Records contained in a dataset
----------------
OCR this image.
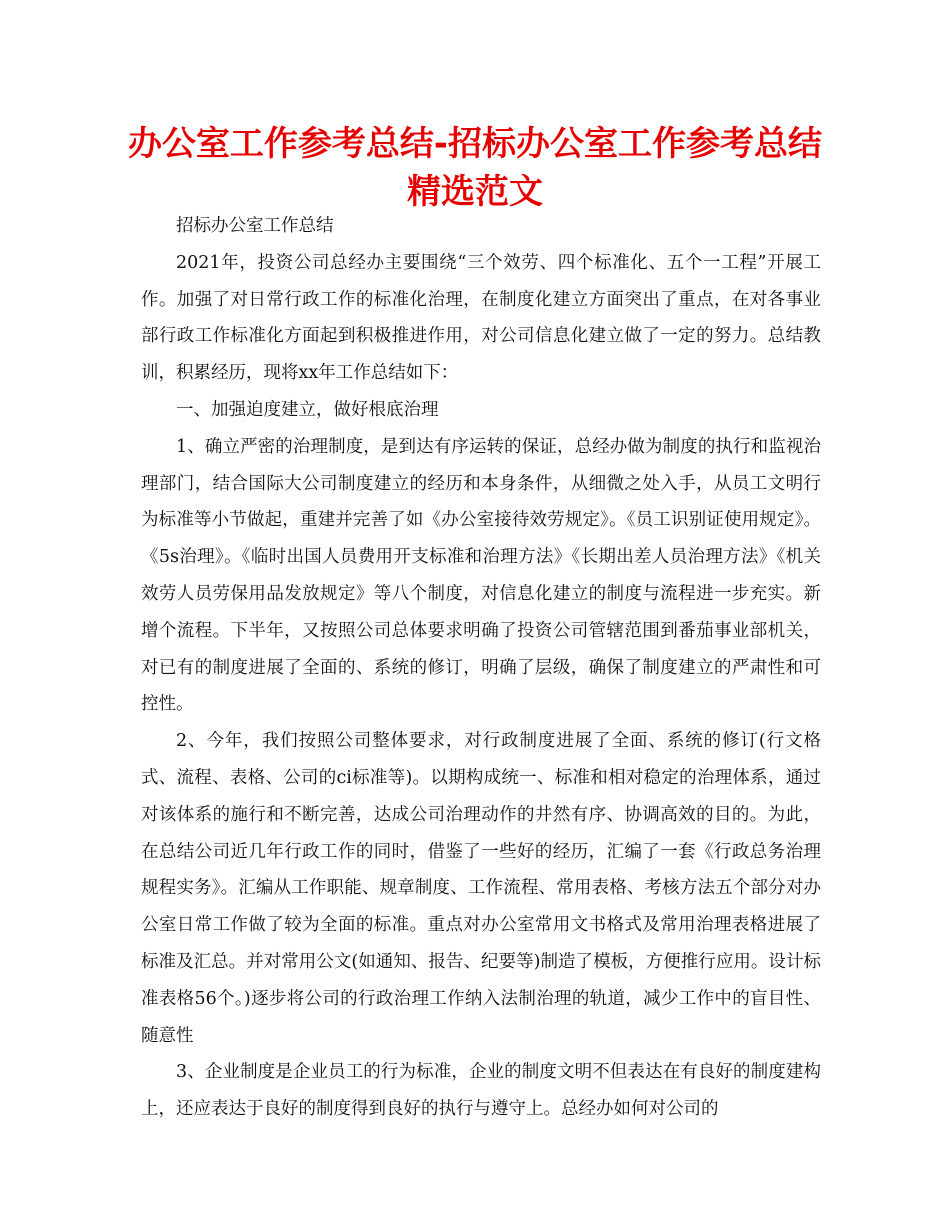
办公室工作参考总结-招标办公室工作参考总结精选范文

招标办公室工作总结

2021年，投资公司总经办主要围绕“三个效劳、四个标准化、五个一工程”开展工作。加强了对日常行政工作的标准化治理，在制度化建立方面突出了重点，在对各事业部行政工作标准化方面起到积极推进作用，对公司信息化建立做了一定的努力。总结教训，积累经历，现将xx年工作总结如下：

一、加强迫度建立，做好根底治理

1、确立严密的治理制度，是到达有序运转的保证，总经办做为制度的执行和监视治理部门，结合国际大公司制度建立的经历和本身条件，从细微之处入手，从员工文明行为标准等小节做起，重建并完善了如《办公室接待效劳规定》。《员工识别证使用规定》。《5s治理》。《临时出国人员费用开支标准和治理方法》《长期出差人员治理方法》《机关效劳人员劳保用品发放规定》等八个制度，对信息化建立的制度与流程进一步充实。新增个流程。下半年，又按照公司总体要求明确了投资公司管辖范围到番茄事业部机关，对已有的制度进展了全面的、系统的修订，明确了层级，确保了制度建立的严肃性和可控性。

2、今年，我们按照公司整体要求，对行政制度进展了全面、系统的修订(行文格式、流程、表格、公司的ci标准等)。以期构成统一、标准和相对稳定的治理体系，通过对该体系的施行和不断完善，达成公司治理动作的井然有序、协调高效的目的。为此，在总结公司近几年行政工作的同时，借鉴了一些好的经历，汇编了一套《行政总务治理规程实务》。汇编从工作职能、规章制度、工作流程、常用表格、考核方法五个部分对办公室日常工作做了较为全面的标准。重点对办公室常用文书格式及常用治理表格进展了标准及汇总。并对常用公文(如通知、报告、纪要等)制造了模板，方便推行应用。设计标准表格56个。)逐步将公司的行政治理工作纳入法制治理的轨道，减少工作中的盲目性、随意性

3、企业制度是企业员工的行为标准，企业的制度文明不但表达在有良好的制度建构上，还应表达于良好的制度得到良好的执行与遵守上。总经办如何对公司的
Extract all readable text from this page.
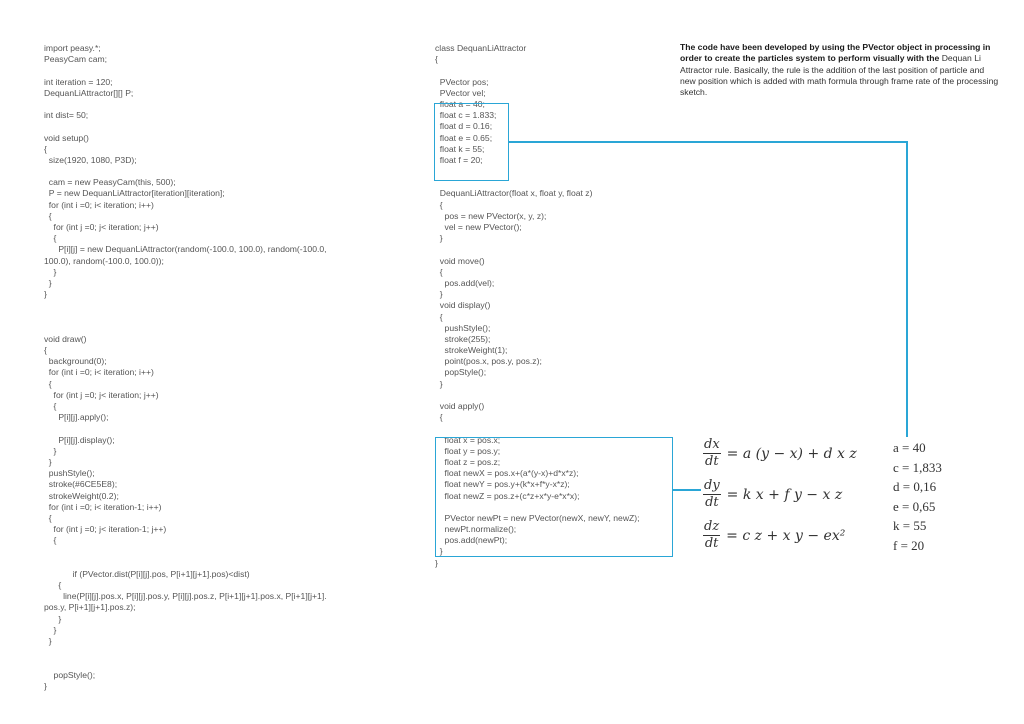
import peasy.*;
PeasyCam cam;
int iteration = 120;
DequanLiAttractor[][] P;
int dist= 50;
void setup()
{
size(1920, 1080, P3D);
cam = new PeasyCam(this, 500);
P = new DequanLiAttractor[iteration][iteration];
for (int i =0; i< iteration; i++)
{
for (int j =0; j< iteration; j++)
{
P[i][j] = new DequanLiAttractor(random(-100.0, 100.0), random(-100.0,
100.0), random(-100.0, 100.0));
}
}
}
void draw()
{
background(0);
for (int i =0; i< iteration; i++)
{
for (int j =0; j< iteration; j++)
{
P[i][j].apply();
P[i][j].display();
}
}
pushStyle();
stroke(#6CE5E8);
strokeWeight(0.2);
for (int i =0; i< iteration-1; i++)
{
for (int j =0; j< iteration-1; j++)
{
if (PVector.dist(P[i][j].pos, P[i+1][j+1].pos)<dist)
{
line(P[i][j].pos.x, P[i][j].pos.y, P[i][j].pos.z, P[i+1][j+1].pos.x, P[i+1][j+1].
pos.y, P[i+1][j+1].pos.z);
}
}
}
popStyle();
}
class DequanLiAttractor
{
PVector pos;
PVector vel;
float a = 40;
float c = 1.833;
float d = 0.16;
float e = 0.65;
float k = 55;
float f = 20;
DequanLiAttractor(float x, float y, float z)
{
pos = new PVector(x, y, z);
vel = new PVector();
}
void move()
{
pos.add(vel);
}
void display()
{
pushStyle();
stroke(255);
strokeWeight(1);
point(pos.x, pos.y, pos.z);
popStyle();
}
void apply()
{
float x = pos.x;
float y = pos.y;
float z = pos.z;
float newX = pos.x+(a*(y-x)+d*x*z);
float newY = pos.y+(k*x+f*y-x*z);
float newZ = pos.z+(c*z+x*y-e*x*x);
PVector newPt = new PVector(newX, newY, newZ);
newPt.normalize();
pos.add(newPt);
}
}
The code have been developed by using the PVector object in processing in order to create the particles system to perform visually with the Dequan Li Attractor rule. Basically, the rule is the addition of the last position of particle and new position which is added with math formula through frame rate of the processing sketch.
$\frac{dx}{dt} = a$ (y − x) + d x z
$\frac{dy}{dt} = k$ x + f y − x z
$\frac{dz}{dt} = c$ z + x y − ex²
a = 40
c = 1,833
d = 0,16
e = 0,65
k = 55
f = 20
----------------
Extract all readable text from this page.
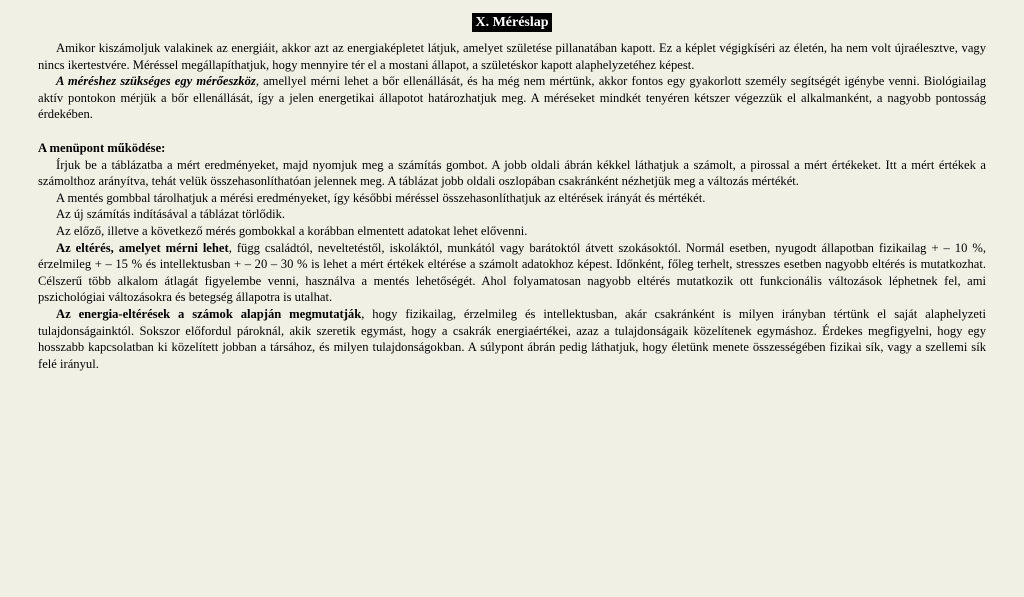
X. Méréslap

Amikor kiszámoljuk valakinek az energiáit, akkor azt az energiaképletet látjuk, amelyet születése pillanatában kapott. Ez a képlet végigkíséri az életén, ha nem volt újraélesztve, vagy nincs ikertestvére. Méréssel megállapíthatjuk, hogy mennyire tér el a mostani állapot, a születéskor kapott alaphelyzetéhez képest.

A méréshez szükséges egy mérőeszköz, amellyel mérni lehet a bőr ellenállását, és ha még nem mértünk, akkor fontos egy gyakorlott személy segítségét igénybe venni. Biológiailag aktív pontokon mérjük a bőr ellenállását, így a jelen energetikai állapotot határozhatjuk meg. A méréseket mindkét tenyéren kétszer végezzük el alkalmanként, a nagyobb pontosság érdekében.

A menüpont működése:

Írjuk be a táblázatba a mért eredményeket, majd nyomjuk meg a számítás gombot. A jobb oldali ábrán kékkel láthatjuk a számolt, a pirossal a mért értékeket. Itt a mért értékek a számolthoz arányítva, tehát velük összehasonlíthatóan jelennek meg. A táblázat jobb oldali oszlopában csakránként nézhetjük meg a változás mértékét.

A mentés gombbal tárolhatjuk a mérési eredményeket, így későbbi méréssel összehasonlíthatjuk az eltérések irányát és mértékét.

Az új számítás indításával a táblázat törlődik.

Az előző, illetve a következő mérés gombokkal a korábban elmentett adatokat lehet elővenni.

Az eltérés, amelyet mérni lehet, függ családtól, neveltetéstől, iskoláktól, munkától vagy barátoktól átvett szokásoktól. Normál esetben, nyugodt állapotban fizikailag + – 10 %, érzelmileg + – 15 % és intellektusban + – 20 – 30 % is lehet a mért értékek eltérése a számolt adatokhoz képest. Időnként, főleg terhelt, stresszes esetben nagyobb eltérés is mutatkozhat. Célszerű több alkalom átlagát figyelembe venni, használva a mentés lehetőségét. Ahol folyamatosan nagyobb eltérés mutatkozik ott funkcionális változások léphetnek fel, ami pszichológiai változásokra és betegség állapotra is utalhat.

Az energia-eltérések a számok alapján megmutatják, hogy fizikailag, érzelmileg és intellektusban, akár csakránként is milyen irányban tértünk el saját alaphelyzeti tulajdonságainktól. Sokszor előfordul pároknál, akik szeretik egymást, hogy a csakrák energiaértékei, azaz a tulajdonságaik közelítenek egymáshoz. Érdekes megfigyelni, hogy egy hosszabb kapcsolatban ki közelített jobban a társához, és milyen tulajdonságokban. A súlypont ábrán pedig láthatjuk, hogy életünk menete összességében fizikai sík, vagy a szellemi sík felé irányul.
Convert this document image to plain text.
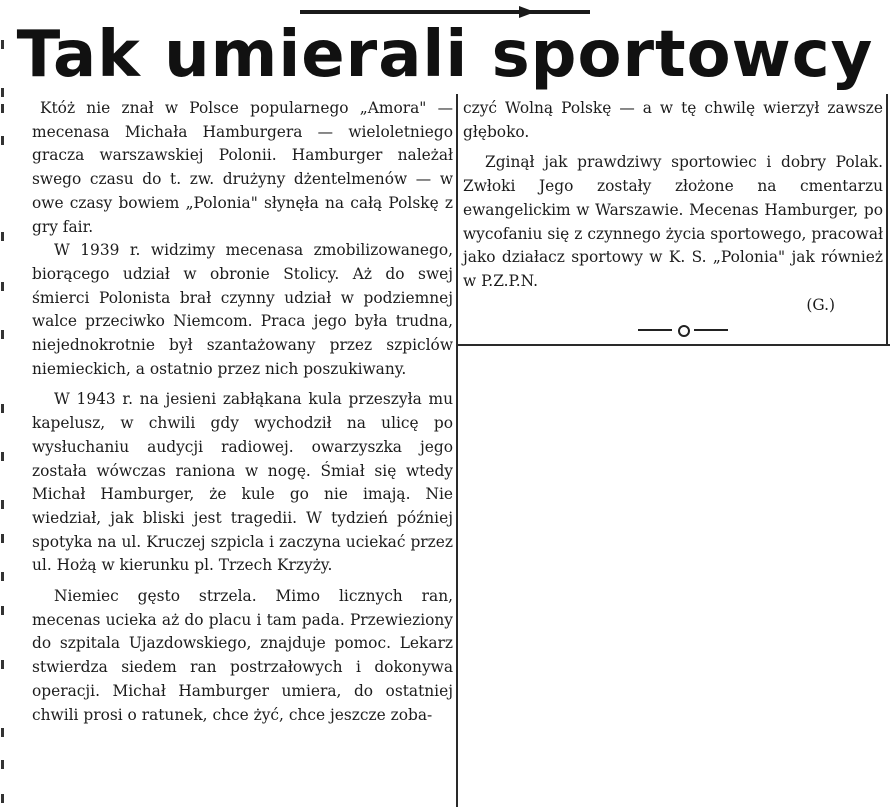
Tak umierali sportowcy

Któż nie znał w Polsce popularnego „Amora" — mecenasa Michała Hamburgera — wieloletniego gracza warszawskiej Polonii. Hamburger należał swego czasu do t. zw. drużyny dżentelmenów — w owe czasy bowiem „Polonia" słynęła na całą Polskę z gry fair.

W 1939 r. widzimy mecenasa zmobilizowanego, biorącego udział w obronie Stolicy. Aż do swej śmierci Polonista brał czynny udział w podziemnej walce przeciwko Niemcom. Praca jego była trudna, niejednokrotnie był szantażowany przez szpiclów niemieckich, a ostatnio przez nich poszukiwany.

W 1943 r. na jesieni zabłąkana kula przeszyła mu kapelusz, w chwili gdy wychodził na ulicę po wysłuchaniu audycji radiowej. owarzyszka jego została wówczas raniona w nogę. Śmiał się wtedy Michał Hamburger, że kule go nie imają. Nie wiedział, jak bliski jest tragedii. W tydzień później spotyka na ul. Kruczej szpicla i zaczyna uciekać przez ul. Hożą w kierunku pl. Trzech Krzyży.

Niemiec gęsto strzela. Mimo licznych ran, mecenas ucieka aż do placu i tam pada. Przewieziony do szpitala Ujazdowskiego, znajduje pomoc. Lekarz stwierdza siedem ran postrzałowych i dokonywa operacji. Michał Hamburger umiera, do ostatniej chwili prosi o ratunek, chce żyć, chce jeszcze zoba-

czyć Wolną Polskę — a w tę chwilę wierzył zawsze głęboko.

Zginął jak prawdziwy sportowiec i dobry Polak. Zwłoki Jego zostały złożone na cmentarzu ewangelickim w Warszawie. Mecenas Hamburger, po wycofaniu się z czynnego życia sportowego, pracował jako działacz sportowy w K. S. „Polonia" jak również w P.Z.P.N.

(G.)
----------------
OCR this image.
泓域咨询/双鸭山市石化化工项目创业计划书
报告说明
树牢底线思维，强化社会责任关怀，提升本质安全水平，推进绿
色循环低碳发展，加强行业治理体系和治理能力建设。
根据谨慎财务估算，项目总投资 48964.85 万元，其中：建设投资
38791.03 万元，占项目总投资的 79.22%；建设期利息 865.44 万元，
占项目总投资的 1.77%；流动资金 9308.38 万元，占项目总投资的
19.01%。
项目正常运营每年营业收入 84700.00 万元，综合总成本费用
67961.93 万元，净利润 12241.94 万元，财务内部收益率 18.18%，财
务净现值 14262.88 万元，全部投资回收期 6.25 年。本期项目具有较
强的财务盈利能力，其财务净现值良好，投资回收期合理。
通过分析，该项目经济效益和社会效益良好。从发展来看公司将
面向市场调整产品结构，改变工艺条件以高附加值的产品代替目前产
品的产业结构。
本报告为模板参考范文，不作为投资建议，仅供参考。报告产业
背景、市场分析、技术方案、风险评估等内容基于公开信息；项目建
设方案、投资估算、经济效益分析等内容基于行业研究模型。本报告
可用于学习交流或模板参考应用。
----------------
• _INSTRUCTION_
Check each line above for the word "newZ", and copy the lines where it appears.

• _FULL SOLUTION_
float newZ = pos.z+(c*z+x*y-e*x*x);
PVector newPt = new PVector(newX, newY, newZ);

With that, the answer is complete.